STATED TASK: Reproduce each record exactly.

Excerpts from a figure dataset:

= = = = =

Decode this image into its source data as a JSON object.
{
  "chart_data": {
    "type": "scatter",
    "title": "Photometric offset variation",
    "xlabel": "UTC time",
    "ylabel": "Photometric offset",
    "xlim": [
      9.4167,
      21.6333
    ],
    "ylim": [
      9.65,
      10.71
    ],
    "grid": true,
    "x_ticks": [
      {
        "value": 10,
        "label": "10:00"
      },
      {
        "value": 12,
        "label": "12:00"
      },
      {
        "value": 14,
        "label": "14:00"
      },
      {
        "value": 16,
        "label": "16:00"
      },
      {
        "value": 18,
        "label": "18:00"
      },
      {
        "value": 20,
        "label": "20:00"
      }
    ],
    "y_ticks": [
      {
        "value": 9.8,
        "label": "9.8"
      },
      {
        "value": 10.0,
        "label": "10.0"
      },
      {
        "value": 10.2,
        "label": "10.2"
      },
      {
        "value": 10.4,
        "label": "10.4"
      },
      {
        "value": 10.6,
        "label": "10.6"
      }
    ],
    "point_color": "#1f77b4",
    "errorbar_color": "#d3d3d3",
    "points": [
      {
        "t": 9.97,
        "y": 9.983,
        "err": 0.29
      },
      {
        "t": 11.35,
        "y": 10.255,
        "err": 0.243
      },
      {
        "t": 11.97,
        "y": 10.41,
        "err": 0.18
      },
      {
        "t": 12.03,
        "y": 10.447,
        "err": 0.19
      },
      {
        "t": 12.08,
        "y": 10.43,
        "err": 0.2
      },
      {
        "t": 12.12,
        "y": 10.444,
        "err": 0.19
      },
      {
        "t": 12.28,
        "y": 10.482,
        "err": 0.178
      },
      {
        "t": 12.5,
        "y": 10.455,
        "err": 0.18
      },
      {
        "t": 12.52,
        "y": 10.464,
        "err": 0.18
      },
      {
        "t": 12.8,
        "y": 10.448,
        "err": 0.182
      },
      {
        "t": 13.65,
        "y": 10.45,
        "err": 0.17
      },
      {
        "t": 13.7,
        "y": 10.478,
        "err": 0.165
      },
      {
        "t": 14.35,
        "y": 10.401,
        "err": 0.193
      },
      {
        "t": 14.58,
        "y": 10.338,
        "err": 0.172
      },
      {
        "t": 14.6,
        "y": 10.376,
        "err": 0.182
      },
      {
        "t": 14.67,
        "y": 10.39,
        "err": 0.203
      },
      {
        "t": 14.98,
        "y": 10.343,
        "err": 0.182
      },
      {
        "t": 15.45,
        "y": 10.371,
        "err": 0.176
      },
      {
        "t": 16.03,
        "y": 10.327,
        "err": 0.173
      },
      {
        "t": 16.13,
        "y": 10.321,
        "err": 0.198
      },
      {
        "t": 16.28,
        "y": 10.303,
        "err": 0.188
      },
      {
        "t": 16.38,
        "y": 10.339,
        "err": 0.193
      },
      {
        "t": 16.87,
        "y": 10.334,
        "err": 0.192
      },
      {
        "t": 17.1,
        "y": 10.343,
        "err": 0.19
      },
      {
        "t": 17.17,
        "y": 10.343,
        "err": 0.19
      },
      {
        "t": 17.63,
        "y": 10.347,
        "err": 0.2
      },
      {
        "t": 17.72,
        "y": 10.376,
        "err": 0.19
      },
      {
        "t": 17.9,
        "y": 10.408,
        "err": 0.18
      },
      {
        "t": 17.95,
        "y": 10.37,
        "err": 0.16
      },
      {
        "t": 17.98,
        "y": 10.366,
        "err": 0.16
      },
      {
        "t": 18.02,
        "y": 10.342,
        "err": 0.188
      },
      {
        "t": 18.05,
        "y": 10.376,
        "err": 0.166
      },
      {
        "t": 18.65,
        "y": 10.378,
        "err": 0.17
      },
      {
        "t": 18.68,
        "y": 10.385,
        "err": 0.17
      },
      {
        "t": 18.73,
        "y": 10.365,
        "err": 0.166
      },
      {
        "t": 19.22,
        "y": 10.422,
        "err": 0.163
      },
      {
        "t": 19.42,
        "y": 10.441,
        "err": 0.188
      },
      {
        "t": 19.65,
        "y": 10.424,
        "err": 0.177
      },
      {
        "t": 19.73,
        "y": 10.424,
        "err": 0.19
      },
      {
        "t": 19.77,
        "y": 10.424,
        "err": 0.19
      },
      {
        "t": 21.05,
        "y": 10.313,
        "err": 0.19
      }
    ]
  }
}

= = = = =

WRITTEN RESPONSE:
Decode this image into its source data as a JSON object.
{
  "chart_data": {
    "type": "scatter",
    "title": "Photometric offset variation",
    "xlabel": "UTC time",
    "ylabel": "Photometric offset",
    "xlim": [
      9.4167,
      21.6333
    ],
    "ylim": [
      9.65,
      10.71
    ],
    "grid": true,
    "x_ticks": [
      {
        "value": 10,
        "label": "10:00"
      },
      {
        "value": 12,
        "label": "12:00"
      },
      {
        "value": 14,
        "label": "14:00"
      },
      {
        "value": 16,
        "label": "16:00"
      },
      {
        "value": 18,
        "label": "18:00"
      },
      {
        "value": 20,
        "label": "20:00"
      }
    ],
    "y_ticks": [
      {
        "value": 9.8,
        "label": "9.8"
      },
      {
        "value": 10.0,
        "label": "10.0"
      },
      {
        "value": 10.2,
        "label": "10.2"
      },
      {
        "value": 10.4,
        "label": "10.4"
      },
      {
        "value": 10.6,
        "label": "10.6"
      }
    ],
    "point_color": "#1f77b4",
    "errorbar_color": "#d3d3d3",
    "points": [
      {
        "t": 9.97,
        "y": 9.983,
        "err": 0.29
      },
      {
        "t": 11.35,
        "y": 10.255,
        "err": 0.243
      },
      {
        "t": 11.97,
        "y": 10.41,
        "err": 0.18
      },
      {
        "t": 12.03,
        "y": 10.447,
        "err": 0.19
      },
      {
        "t": 12.08,
        "y": 10.43,
        "err": 0.2
      },
      {
        "t": 12.12,
        "y": 10.444,
        "err": 0.19
      },
      {
        "t": 12.28,
        "y": 10.482,
        "err": 0.178
      },
      {
        "t": 12.5,
        "y": 10.455,
        "err": 0.18
      },
      {
        "t": 12.52,
        "y": 10.464,
        "err": 0.18
      },
      {
        "t": 12.8,
        "y": 10.448,
        "err": 0.182
      },
      {
        "t": 13.65,
        "y": 10.45,
        "err": 0.17
      },
      {
        "t": 13.7,
        "y": 10.478,
        "err": 0.165
      },
      {
        "t": 14.35,
        "y": 10.401,
        "err": 0.193
      },
      {
        "t": 14.58,
        "y": 10.338,
        "err": 0.172
      },
      {
        "t": 14.6,
        "y": 10.376,
        "err": 0.182
      },
      {
        "t": 14.67,
        "y": 10.39,
        "err": 0.203
      },
      {
        "t": 14.98,
        "y": 10.343,
        "err": 0.182
      },
      {
        "t": 15.45,
        "y": 10.371,
        "err": 0.176
      },
      {
        "t": 16.03,
        "y": 10.327,
        "err": 0.173
      },
      {
        "t": 16.13,
        "y": 10.321,
        "err": 0.198
      },
      {
        "t": 16.28,
        "y": 10.303,
        "err": 0.188
      },
      {
        "t": 16.38,
        "y": 10.339,
        "err": 0.193
      },
      {
        "t": 16.87,
        "y": 10.334,
        "err": 0.192
      },
      {
        "t": 17.1,
        "y": 10.343,
        "err": 0.19
      },
      {
        "t": 17.17,
        "y": 10.343,
        "err": 0.19
      },
      {
        "t": 17.63,
        "y": 10.347,
        "err": 0.2
      },
      {
        "t": 17.72,
        "y": 10.376,
        "err": 0.19
      },
      {
        "t": 17.9,
        "y": 10.408,
        "err": 0.18
      },
      {
        "t": 17.95,
        "y": 10.37,
        "err": 0.16
      },
      {
        "t": 17.98,
        "y": 10.366,
        "err": 0.16
      },
      {
        "t": 18.02,
        "y": 10.342,
        "err": 0.188
      },
      {
        "t": 18.05,
        "y": 10.376,
        "err": 0.166
      },
      {
        "t": 18.65,
        "y": 10.378,
        "err": 0.17
      },
      {
        "t": 18.68,
        "y": 10.385,
        "err": 0.17
      },
      {
        "t": 18.73,
        "y": 10.365,
        "err": 0.166
      },
      {
        "t": 19.22,
        "y": 10.422,
        "err": 0.163
      },
      {
        "t": 19.42,
        "y": 10.441,
        "err": 0.188
      },
      {
        "t": 19.65,
        "y": 10.424,
        "err": 0.177
      },
      {
        "t": 19.73,
        "y": 10.424,
        "err": 0.19
      },
      {
        "t": 19.77,
        "y": 10.424,
        "err": 0.19
      },
      {
        "t": 21.05,
        "y": 10.313,
        "err": 0.19
      }
    ]
  }
}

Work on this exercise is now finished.